** START OF Task inputs **
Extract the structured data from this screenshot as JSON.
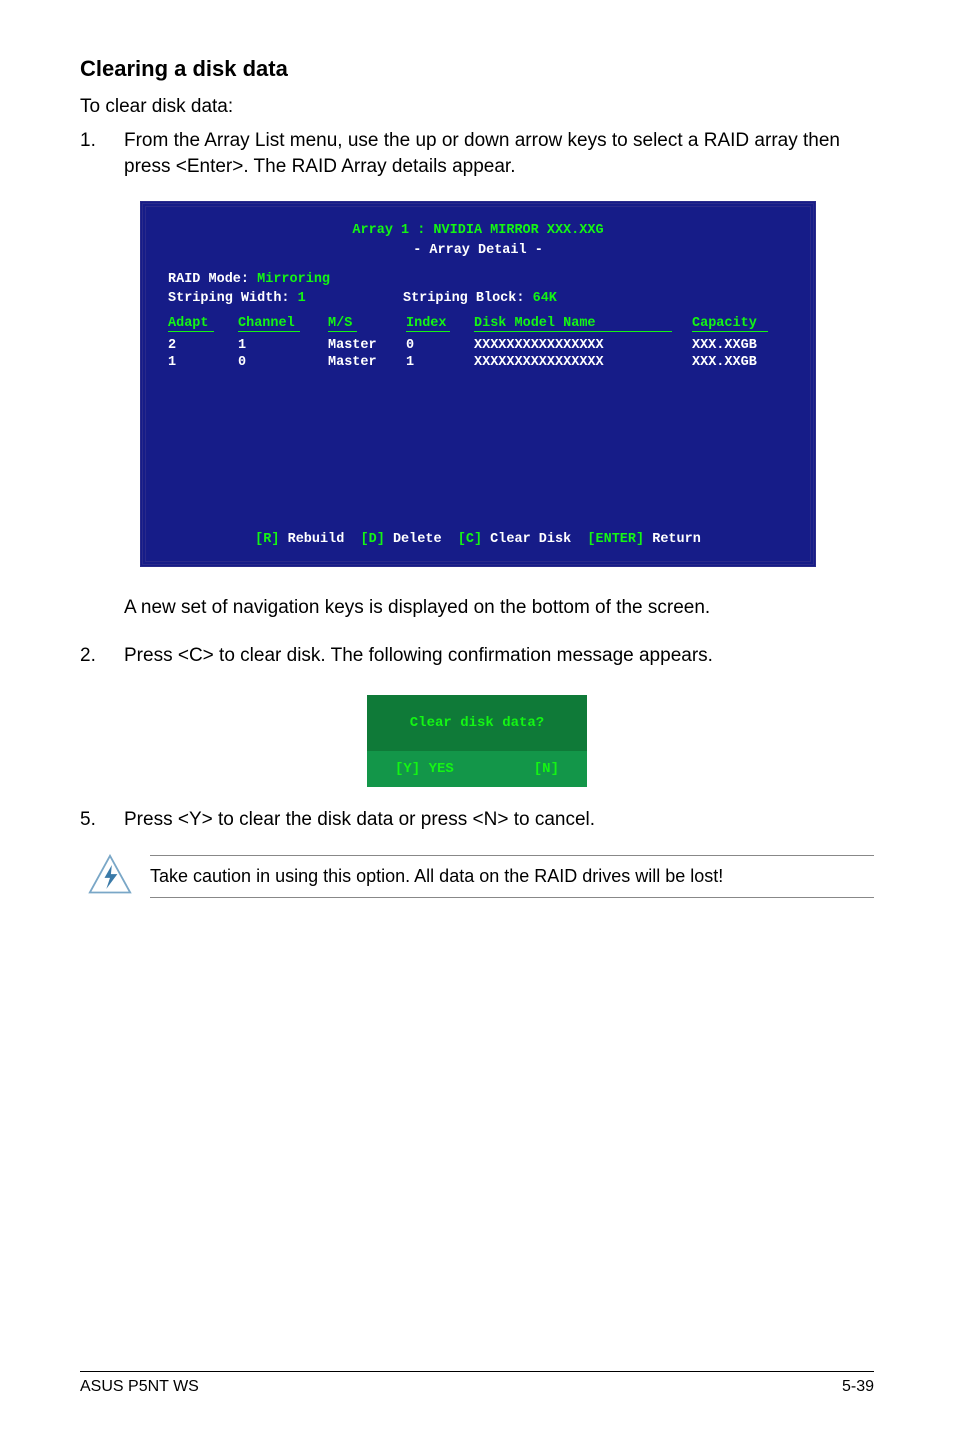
{
  "heading": "Clearing a disk data",
  "intro": "To clear disk data:",
  "step1": {
    "num": "1.",
    "text": "From the Array List menu, use the up or down arrow keys to select a RAID array then press <Enter>. The RAID Array details appear."
  },
  "bios": {
    "header_line1": "Array 1 : NVIDIA MIRROR  XXX.XXG",
    "header_line2": "- Array Detail -",
    "raid_mode_label": "RAID Mode:",
    "raid_mode_value": "Mirroring",
    "striping_width_label": "Striping Width:",
    "striping_width_value": "1",
    "striping_block_label": "Striping Block:",
    "striping_block_value": "64K",
    "cols": {
      "adapt": "Adapt",
      "channel": "Channel",
      "ms": "M/S",
      "index": "Index",
      "model": "Disk Model Name",
      "capacity": "Capacity"
    },
    "rows": [
      {
        "adapt": "2",
        "channel": "1",
        "ms": "Master",
        "index": "0",
        "model": "XXXXXXXXXXXXXXXX",
        "capacity": "XXX.XXGB"
      },
      {
        "adapt": "1",
        "channel": "0",
        "ms": "Master",
        "index": "1",
        "model": "XXXXXXXXXXXXXXXX",
        "capacity": "XXX.XXGB"
      }
    ],
    "footer": {
      "k1": "[R]",
      "l1": "Rebuild",
      "k2": "[D]",
      "l2": "Delete",
      "k3": "[C]",
      "l3": "Clear Disk",
      "k4": "[ENTER]",
      "l4": "Return"
    }
  },
  "after1": "A new set of  navigation keys is displayed on the bottom of the screen.",
  "step2": {
    "num": "2.",
    "text": "Press <C> to clear disk. The following confirmation message appears."
  },
  "dialog": {
    "title": "Clear disk data?",
    "yes": "[Y] YES",
    "no": "[N]"
  },
  "step5": {
    "num": "5.",
    "text": "Press <Y> to clear the disk data or press <N> to cancel."
  },
  "warning": "Take caution in using this option. All data on the RAID drives will be lost!",
  "footer": {
    "left": "ASUS P5NT WS",
    "right": "5-39"
  }
}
** END OF Task inputs **
Given request:
From the entries above, copy every line that holds the word "keys".

Task response:
    "text": "From the Array List menu, use the up or down arrow keys to select a RAID array then press <Enter>. The RAID Array details appear."
  "after1": "A new set of  navigation keys is displayed on the bottom of the screen.",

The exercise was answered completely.